* _Task to carry out_:
Note how many lines include the word "label", and give that number by itself.

Figure record extracts
_ _ _ _ _

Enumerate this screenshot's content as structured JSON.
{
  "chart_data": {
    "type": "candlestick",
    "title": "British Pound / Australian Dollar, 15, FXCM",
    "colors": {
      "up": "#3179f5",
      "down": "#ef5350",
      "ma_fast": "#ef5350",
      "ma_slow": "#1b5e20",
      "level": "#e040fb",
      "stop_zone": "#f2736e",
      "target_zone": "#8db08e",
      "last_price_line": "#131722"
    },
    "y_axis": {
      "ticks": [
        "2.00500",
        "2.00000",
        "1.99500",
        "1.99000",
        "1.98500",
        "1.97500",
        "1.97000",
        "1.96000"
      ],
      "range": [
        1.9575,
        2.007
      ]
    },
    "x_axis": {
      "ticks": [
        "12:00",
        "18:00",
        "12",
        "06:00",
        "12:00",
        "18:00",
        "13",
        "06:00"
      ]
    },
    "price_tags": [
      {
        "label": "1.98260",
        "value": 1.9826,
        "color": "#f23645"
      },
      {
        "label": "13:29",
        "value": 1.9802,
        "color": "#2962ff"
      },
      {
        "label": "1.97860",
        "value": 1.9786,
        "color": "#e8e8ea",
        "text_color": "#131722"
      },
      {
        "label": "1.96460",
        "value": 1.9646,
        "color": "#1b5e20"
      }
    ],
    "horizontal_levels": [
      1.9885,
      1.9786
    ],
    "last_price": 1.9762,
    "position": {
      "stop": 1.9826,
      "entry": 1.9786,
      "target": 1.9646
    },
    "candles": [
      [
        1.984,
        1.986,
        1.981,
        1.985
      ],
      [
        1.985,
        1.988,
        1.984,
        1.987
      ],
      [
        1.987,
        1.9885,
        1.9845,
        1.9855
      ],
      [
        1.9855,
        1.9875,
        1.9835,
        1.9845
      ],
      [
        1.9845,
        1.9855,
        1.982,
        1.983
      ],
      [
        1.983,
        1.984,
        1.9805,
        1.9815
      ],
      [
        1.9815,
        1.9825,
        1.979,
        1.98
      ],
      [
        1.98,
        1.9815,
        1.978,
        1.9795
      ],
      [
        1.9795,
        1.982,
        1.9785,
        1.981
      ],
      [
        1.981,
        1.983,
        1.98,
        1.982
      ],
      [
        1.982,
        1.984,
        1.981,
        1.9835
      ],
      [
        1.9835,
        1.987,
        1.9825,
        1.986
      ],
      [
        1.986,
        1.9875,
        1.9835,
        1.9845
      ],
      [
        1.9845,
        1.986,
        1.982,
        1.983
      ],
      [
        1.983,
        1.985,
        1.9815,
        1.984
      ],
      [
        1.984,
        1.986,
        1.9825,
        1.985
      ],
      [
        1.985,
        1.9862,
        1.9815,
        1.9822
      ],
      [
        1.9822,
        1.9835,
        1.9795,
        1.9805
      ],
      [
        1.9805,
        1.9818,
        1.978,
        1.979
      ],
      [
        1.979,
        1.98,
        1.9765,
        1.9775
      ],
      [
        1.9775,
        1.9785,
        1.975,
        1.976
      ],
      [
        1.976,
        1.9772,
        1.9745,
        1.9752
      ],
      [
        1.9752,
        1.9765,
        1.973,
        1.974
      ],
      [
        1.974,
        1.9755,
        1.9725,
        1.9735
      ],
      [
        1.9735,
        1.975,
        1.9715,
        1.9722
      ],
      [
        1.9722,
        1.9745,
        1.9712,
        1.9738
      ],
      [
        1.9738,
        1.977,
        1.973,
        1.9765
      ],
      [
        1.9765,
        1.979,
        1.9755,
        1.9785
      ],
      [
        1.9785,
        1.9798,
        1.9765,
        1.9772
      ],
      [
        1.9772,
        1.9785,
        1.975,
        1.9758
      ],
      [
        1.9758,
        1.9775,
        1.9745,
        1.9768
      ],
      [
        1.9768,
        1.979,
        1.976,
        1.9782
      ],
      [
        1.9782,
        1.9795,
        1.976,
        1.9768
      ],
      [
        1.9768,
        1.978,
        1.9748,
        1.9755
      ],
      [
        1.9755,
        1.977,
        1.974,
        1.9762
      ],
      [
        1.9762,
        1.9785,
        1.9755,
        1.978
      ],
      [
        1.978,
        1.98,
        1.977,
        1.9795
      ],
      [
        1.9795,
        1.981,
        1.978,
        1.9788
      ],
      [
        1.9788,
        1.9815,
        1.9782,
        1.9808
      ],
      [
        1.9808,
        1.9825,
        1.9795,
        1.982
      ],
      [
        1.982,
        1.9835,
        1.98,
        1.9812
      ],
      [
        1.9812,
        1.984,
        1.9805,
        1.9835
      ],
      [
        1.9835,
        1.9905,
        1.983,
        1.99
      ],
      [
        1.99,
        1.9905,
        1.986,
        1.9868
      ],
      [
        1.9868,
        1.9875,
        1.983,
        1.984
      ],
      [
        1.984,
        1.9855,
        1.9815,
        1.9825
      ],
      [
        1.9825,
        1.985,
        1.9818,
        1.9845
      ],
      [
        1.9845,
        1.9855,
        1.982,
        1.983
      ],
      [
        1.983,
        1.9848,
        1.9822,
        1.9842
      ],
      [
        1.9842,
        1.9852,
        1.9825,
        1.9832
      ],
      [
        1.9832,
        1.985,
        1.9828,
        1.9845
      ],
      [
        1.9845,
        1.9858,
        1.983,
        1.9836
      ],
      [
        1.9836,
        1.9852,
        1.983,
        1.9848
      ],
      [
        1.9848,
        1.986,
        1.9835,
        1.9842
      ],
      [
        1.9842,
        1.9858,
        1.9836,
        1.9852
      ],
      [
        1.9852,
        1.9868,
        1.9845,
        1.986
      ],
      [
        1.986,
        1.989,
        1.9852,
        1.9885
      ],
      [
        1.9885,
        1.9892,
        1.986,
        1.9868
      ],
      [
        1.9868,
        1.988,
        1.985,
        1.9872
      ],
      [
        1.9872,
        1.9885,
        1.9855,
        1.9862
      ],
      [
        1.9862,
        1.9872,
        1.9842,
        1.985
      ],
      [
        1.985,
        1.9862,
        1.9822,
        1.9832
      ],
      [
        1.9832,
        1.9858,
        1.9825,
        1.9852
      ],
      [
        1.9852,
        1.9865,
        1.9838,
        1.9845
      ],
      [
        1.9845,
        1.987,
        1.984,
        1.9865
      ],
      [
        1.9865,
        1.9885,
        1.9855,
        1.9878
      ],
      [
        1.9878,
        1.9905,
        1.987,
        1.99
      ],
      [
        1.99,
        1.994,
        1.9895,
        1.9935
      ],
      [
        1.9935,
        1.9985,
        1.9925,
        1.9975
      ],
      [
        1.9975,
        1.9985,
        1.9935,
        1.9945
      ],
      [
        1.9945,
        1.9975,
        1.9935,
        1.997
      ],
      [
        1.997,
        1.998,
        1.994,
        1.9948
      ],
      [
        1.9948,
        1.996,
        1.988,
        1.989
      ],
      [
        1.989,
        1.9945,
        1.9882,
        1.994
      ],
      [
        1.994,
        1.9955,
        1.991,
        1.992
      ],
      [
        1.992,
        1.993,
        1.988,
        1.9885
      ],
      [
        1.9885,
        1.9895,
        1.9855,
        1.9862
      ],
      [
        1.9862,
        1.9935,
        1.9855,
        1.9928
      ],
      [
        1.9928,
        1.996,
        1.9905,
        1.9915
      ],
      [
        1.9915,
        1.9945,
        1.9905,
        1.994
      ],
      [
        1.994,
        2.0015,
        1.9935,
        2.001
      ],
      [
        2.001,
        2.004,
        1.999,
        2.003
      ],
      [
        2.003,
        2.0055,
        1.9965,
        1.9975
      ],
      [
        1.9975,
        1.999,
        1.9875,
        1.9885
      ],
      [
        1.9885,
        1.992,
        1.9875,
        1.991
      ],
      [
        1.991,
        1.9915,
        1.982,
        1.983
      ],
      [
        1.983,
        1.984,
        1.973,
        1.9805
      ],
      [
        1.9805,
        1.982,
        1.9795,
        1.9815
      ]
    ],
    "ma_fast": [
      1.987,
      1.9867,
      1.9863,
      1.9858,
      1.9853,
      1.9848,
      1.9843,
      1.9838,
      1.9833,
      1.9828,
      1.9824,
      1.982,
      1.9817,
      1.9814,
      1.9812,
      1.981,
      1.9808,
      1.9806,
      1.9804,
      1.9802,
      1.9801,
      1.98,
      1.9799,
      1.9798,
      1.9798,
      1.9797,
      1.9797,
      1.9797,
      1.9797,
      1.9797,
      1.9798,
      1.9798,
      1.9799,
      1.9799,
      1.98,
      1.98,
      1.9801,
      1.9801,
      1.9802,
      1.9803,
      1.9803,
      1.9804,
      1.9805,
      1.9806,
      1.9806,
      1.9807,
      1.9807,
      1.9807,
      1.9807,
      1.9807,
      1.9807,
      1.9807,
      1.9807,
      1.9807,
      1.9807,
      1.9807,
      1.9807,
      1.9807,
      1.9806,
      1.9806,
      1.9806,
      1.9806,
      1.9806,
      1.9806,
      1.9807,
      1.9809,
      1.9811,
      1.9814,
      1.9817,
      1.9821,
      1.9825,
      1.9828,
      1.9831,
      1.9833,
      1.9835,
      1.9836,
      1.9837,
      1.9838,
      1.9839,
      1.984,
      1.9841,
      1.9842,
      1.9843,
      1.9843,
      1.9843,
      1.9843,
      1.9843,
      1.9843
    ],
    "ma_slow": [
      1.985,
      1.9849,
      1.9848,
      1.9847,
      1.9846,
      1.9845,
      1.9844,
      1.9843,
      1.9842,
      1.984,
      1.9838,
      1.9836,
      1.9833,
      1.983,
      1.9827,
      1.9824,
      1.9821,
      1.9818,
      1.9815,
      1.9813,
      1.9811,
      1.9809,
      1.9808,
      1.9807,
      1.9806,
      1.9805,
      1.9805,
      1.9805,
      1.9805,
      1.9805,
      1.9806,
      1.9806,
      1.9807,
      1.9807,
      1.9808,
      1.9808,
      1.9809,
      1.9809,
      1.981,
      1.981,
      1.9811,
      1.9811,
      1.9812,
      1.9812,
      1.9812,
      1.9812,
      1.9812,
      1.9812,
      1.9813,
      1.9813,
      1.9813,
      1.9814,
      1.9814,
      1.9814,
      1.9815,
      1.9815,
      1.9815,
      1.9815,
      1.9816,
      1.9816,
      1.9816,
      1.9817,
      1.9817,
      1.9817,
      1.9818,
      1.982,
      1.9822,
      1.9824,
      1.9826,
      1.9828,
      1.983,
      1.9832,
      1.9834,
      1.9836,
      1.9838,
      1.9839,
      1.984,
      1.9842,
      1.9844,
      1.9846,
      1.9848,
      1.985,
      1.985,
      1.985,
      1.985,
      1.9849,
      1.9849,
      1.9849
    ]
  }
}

_ _ _ _ _

* _Solved problem_:
4